▸ **Problem statement**:
Please return the full listing below without altering anything.

Collected data entries:
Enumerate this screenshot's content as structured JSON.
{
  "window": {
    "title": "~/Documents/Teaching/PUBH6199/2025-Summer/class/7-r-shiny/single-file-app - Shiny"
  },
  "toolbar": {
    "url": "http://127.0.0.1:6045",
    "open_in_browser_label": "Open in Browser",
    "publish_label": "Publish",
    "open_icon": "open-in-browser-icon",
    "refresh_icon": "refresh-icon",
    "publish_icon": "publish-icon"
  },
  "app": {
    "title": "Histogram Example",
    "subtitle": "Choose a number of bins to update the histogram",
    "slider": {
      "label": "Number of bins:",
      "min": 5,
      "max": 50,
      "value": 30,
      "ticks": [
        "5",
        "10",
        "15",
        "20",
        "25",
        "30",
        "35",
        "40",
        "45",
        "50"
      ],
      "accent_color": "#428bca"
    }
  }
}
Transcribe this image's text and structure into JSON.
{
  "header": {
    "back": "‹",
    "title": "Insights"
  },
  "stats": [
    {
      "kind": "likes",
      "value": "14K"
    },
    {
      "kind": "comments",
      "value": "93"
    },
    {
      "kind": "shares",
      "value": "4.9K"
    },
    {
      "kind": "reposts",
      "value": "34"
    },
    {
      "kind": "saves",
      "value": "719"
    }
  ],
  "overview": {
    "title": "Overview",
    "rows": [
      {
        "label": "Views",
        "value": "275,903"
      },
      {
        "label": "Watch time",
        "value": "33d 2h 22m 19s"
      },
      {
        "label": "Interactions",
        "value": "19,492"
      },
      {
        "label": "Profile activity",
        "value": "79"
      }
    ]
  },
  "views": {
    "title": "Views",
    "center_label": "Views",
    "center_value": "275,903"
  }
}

▸ **Correct output**:
Enumerate this screenshot's content as structured JSON.
{
  "window": {
    "title": "~/Documents/Teaching/PUBH6199/2025-Summer/class/7-r-shiny/single-file-app - Shiny"
  },
  "toolbar": {
    "url": "http://127.0.0.1:6045",
    "open_in_browser_label": "Open in Browser",
    "publish_label": "Publish",
    "open_icon": "open-in-browser-icon",
    "refresh_icon": "refresh-icon",
    "publish_icon": "publish-icon"
  },
  "app": {
    "title": "Histogram Example",
    "subtitle": "Choose a number of bins to update the histogram",
    "slider": {
      "label": "Number of bins:",
      "min": 5,
      "max": 50,
      "value": 30,
      "ticks": [
        "5",
        "10",
        "15",
        "20",
        "25",
        "30",
        "35",
        "40",
        "45",
        "50"
      ],
      "accent_color": "#428bca"
    }
  }
}
Transcribe this image's text and structure into JSON.
{
  "header": {
    "back": "‹",
    "title": "Insights"
  },
  "stats": [
    {
      "kind": "likes",
      "value": "14K"
    },
    {
      "kind": "comments",
      "value": "93"
    },
    {
      "kind": "shares",
      "value": "4.9K"
    },
    {
      "kind": "reposts",
      "value": "34"
    },
    {
      "kind": "saves",
      "value": "719"
    }
  ],
  "overview": {
    "title": "Overview",
    "rows": [
      {
        "label": "Views",
        "value": "275,903"
      },
      {
        "label": "Watch time",
        "value": "33d 2h 22m 19s"
      },
      {
        "label": "Interactions",
        "value": "19,492"
      },
      {
        "label": "Profile activity",
        "value": "79"
      }
    ]
  },
  "views": {
    "title": "Views",
    "center_label": "Views",
    "center_value": "275,903"
  }
}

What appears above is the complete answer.